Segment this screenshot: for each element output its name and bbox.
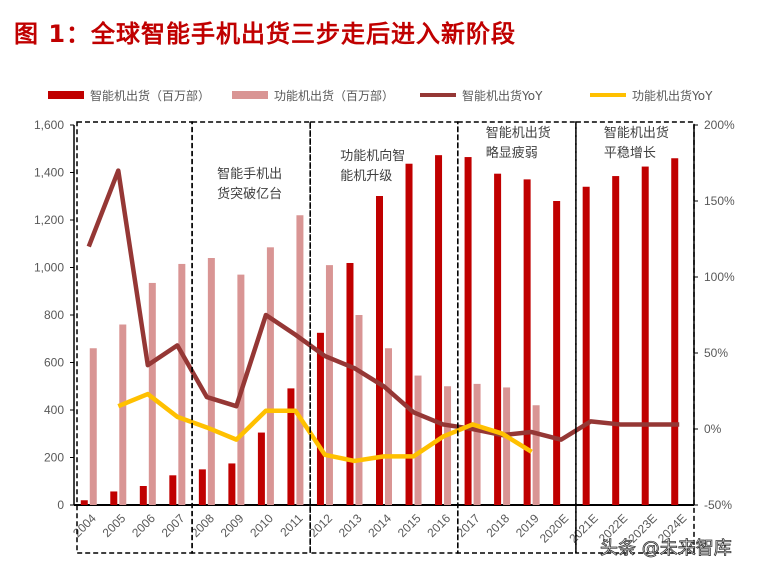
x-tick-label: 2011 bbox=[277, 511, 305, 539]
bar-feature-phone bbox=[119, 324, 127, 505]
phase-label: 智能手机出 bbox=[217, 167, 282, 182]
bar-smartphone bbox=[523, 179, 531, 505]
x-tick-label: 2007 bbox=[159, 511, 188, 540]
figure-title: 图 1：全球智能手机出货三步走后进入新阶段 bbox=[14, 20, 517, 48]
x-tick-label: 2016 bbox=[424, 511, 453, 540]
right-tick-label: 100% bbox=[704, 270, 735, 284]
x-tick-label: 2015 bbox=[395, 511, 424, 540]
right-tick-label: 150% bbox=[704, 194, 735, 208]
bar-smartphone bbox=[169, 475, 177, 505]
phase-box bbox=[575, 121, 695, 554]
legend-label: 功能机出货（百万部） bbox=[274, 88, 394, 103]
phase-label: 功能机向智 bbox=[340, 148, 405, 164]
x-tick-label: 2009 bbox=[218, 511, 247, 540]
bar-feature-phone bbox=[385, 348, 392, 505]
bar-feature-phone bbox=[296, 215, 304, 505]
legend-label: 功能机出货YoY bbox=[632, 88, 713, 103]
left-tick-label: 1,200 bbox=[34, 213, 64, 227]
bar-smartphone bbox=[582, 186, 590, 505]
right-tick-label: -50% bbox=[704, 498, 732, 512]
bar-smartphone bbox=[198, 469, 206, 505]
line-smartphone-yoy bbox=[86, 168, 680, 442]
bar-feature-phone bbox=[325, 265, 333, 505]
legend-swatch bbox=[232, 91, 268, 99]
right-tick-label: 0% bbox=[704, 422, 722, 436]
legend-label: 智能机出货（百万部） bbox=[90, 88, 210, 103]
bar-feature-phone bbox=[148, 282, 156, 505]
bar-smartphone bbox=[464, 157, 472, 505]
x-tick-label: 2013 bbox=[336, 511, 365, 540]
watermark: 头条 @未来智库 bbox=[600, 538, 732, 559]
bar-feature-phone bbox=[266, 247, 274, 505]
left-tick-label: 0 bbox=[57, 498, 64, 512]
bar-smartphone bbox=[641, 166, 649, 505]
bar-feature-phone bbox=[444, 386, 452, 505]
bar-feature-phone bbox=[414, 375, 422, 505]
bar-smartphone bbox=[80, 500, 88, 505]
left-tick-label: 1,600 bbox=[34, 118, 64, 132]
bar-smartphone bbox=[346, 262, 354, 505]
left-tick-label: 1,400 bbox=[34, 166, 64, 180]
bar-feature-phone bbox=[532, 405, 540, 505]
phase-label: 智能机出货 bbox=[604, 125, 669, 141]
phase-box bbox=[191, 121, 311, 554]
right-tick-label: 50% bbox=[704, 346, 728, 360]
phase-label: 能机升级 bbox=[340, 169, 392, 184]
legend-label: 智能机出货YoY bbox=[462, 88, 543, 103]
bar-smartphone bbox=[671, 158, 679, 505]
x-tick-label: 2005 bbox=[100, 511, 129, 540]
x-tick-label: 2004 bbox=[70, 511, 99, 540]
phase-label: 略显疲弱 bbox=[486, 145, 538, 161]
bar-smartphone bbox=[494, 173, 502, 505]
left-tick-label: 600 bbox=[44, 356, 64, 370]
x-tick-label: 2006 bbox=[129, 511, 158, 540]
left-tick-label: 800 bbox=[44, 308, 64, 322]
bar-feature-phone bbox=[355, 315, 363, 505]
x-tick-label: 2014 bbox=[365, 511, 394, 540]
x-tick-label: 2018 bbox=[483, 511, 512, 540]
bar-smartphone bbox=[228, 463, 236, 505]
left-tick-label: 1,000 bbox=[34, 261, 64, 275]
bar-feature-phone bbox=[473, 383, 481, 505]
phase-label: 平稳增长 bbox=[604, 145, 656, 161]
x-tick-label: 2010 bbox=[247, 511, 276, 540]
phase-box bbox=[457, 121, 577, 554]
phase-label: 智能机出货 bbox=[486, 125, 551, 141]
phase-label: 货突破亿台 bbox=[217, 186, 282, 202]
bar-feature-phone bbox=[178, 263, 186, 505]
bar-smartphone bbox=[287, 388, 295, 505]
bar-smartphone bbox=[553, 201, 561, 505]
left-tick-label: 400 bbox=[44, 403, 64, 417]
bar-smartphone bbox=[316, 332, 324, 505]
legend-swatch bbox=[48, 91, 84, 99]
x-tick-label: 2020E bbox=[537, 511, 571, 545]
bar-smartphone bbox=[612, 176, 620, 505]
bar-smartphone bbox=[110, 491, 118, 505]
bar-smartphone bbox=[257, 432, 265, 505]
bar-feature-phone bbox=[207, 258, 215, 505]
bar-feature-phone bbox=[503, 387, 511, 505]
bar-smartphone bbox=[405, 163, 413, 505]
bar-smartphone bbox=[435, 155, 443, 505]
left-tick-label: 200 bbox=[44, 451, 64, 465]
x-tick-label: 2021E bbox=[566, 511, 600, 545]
=====
▶ Task prompt: Tally the lines in the records that contain the string "phase", matching case exactly, and reply with the number alone.

▶ The output: 11